EXCERPTED RECORDS:
>> start

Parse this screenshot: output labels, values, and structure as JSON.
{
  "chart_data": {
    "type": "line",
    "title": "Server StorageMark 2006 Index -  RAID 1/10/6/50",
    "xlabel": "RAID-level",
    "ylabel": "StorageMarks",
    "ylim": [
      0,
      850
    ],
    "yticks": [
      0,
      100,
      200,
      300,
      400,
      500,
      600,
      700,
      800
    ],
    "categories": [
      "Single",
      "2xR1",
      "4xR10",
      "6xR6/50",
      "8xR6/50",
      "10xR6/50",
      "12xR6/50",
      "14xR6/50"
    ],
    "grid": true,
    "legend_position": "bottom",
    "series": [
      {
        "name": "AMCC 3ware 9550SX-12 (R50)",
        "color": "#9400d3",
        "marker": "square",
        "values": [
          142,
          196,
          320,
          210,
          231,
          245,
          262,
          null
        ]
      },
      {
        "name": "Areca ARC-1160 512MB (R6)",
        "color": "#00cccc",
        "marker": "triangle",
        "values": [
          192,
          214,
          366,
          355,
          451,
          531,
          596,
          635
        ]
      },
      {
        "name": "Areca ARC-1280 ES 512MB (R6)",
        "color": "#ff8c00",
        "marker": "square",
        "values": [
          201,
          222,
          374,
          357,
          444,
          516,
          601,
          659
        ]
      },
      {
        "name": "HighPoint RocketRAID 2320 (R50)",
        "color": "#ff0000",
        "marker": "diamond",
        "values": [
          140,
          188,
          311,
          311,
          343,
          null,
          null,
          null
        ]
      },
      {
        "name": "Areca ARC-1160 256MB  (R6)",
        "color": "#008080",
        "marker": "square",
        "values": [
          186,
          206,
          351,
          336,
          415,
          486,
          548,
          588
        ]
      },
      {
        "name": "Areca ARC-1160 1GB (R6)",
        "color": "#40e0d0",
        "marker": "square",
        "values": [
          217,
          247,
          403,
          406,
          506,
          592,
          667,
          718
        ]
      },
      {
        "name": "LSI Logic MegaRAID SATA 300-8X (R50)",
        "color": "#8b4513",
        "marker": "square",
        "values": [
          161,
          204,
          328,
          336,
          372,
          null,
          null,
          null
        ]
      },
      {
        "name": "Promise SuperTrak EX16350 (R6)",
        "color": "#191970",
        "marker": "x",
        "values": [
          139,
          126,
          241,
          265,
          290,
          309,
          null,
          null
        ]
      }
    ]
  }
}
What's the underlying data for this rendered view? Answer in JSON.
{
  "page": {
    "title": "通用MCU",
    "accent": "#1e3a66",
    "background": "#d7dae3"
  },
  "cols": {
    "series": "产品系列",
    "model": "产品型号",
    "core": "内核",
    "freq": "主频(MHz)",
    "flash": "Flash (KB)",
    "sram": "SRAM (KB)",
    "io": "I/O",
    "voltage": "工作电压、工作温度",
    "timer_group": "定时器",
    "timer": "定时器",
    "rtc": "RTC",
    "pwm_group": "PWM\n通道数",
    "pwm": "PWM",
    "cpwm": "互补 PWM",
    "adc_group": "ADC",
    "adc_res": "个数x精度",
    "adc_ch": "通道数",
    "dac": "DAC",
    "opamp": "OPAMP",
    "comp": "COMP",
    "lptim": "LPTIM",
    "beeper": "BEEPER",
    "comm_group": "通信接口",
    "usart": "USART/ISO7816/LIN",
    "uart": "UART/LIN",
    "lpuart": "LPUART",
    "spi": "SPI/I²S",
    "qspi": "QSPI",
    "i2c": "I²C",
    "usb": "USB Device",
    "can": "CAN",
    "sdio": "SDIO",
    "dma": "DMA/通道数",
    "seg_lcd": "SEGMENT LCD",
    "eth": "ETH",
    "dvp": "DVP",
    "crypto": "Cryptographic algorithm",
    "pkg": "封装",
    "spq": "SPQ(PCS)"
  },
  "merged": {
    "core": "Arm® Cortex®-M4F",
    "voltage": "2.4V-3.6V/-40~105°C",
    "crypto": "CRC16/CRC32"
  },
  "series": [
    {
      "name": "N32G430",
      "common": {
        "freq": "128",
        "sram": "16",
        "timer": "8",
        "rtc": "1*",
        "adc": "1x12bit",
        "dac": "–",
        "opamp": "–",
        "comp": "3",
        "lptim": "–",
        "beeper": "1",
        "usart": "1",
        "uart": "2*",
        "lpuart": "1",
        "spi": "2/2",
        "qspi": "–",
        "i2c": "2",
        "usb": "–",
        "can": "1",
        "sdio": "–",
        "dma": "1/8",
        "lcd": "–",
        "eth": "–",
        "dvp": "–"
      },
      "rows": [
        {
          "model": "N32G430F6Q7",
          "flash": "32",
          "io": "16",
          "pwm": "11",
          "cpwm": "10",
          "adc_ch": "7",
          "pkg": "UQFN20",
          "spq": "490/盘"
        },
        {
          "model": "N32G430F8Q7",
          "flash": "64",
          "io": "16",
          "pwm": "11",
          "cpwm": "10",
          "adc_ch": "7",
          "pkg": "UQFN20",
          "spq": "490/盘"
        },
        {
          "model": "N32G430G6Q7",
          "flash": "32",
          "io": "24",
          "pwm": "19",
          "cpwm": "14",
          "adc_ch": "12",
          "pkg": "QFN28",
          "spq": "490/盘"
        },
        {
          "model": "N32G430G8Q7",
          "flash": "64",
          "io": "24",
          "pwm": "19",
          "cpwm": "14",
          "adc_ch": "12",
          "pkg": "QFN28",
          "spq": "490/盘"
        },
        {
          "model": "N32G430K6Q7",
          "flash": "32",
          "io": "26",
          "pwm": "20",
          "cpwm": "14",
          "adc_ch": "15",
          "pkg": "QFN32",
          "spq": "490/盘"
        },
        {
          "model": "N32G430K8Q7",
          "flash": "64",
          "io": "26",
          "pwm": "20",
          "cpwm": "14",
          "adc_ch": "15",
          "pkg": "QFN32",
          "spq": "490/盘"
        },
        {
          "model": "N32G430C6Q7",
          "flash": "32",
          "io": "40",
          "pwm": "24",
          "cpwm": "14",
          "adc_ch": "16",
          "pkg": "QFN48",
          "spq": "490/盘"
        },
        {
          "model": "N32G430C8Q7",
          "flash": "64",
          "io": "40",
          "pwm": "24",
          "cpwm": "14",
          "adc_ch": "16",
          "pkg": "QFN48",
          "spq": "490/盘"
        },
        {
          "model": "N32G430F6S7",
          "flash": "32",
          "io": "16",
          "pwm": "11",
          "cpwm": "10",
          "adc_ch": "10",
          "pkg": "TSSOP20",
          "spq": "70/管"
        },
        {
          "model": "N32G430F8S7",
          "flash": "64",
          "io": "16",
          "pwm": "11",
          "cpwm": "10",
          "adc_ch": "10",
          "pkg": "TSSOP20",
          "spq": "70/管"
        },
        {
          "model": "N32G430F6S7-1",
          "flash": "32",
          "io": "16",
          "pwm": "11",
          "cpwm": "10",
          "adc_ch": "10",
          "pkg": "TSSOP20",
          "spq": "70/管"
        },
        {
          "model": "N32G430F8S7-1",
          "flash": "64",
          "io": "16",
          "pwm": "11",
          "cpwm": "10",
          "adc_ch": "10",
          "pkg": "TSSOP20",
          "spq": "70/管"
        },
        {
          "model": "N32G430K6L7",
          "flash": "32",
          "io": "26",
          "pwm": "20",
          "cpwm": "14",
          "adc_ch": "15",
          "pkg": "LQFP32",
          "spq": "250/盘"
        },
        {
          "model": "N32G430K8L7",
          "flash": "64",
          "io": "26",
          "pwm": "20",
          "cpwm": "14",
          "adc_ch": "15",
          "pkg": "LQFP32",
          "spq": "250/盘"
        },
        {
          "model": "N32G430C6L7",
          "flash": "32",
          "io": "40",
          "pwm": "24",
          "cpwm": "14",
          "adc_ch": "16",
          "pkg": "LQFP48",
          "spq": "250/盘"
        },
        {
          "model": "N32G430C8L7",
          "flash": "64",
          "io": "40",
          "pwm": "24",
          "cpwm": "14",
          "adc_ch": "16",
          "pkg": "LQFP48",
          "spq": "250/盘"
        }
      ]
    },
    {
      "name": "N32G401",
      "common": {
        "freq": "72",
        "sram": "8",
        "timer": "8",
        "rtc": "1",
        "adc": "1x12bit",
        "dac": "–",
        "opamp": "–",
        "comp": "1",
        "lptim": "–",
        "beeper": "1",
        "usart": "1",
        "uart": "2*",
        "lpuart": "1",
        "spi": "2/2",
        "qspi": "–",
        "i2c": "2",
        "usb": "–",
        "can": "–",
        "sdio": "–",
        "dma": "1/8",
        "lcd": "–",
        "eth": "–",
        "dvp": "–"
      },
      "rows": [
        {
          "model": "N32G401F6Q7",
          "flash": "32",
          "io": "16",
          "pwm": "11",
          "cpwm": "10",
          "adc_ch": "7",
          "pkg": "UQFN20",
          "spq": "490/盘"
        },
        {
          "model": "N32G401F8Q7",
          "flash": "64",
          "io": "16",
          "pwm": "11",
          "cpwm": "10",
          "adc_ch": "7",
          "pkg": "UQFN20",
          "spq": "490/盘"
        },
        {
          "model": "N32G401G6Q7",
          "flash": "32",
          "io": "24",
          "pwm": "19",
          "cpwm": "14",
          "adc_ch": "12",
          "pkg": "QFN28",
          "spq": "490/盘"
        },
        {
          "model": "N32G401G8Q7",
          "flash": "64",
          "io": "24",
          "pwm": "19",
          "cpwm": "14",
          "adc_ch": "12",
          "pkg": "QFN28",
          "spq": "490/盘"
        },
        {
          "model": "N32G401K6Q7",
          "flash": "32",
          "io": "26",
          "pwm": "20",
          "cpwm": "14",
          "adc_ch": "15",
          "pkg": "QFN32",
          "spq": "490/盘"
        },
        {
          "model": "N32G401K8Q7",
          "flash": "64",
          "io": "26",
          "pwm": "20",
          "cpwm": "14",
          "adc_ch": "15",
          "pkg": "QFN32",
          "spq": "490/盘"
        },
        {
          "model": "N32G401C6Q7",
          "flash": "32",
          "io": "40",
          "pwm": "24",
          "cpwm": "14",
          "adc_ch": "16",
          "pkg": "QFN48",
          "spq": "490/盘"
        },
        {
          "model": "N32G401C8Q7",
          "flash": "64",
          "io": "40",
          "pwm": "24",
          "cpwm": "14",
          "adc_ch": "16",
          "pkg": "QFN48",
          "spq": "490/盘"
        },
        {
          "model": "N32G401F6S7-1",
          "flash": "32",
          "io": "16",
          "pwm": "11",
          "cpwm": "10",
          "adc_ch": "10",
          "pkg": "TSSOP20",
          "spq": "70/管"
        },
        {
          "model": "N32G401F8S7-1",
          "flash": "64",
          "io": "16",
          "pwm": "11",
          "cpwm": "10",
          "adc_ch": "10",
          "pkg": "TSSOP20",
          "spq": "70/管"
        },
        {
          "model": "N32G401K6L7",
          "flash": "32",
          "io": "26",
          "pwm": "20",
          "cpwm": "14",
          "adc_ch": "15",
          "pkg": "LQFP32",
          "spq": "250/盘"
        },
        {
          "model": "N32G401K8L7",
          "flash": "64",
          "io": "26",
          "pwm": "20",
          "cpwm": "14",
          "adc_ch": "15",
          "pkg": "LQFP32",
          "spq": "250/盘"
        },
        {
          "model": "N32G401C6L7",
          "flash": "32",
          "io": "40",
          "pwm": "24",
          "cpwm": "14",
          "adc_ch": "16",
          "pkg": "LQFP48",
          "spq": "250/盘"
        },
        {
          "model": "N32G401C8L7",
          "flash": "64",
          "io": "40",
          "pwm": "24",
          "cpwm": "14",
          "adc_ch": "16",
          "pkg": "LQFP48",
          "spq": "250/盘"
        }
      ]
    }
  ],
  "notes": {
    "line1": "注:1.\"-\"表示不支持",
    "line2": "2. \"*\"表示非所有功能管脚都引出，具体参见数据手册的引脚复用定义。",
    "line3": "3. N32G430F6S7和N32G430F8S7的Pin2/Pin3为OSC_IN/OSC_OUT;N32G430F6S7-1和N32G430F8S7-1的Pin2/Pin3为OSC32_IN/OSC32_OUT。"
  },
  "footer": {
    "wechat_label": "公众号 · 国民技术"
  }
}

>> end

Filter the records above and return every line that holds the word "JSON".

RESPONSE:
Parse this screenshot: output labels, values, and structure as JSON.
What's the underlying data for this rendered view? Answer in JSON.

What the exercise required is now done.